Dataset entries
--*--
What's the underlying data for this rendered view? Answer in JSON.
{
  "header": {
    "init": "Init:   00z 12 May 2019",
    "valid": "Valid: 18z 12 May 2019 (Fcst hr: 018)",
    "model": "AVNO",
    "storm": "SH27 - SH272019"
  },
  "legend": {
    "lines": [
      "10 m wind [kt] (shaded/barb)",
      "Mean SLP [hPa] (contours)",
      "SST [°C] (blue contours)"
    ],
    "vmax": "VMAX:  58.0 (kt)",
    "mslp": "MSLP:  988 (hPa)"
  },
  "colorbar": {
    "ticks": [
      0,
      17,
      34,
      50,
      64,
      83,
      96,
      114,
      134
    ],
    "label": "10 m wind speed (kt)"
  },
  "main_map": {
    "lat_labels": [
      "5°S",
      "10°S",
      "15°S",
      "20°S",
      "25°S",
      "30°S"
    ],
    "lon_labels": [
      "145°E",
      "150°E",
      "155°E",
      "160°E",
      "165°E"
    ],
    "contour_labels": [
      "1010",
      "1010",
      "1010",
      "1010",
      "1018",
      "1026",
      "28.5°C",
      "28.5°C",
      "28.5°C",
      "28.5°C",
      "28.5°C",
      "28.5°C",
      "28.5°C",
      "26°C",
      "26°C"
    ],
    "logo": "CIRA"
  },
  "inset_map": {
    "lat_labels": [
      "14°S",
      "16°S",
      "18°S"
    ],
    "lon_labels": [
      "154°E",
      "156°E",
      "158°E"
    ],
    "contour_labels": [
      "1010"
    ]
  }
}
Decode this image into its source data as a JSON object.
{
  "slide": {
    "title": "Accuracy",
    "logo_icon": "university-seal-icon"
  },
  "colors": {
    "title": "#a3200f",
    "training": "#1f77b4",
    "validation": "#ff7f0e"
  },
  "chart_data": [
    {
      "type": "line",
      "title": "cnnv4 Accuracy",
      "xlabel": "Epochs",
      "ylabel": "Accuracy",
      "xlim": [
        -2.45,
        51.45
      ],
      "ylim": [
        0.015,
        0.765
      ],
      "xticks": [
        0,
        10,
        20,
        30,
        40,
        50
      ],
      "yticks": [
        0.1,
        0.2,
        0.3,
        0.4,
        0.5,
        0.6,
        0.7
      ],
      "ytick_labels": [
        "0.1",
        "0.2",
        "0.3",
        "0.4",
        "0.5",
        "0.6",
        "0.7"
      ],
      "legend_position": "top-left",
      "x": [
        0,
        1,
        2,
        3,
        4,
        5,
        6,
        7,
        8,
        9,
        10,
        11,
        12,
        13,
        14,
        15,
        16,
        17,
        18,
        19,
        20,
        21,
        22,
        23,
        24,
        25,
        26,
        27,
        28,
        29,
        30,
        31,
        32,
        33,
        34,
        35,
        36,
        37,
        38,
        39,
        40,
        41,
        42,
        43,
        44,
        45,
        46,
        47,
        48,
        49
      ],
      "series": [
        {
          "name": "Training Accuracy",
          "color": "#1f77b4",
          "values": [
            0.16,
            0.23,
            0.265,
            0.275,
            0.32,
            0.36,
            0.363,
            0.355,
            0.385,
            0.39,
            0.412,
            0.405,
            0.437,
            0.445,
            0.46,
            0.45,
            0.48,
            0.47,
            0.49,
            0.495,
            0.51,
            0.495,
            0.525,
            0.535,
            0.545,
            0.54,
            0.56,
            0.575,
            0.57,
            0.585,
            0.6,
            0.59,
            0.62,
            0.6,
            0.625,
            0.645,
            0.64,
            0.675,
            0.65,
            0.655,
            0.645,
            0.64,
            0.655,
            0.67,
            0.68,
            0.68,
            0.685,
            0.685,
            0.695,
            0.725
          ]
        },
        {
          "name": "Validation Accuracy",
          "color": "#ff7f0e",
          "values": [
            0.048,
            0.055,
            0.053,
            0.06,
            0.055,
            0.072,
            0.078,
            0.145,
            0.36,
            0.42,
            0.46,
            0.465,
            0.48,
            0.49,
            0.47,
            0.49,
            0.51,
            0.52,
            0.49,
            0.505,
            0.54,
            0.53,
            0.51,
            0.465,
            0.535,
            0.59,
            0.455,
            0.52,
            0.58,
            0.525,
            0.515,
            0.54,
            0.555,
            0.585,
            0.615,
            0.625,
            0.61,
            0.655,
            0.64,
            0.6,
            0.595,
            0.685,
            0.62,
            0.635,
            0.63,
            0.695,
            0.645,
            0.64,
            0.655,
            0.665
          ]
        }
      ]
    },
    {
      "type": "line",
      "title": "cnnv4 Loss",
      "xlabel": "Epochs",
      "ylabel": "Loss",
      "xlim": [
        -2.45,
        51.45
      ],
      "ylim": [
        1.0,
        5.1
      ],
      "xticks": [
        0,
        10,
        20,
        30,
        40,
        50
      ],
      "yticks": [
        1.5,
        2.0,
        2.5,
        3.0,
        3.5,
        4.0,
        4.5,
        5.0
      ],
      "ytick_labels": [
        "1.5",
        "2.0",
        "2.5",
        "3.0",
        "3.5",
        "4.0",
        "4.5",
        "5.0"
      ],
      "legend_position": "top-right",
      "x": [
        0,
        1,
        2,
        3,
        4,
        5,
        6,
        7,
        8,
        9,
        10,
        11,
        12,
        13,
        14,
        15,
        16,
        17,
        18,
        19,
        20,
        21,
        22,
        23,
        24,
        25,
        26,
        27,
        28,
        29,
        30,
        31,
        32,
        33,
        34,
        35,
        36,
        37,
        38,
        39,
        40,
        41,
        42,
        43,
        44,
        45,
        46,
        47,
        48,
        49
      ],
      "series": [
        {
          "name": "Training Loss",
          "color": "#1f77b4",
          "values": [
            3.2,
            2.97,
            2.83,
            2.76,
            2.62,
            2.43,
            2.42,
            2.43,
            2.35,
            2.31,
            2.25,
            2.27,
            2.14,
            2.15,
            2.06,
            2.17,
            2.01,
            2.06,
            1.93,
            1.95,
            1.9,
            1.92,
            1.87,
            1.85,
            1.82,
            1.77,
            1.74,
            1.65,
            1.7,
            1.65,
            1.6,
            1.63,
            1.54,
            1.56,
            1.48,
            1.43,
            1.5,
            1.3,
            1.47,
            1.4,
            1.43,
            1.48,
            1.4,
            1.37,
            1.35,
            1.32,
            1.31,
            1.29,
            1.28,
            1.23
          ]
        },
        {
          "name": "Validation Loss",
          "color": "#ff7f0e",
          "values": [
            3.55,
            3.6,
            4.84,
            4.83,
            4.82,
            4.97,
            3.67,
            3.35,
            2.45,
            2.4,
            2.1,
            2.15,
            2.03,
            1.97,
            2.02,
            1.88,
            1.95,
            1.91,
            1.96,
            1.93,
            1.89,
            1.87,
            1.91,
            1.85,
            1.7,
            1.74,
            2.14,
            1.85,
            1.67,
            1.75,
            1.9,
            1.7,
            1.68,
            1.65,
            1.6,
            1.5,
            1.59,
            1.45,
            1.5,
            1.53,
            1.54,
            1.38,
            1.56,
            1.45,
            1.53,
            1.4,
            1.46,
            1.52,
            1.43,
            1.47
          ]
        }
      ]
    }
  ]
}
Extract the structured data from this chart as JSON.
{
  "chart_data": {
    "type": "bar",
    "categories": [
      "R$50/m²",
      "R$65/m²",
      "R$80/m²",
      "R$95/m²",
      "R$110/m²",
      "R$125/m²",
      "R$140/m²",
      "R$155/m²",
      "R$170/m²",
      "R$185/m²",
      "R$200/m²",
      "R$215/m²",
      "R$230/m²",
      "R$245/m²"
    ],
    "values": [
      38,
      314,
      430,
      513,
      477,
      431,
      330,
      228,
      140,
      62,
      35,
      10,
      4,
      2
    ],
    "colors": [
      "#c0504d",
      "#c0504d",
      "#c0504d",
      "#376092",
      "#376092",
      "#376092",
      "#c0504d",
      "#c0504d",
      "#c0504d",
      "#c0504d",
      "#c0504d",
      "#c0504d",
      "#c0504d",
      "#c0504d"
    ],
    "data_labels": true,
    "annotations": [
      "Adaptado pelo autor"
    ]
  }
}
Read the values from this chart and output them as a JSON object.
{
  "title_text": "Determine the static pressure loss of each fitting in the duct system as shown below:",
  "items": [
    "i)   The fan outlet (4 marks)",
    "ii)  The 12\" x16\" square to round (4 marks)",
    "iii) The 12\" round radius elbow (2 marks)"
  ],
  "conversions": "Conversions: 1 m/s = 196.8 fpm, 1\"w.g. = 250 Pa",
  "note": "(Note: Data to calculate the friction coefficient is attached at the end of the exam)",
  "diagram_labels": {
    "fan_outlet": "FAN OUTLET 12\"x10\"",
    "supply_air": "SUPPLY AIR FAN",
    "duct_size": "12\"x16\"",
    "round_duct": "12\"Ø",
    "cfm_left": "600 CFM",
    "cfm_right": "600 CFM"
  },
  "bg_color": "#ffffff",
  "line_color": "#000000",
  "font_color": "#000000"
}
--*--
- PROBLEM:
Keep only those lines of the records that hold "Accuracy", and return them.

- TASK RESULT:
    "title": "Accuracy",
      "title": "cnnv4 Accuracy",
      "ylabel": "Accuracy",
          "name": "Training Accuracy",
          "name": "Validation Accuracy",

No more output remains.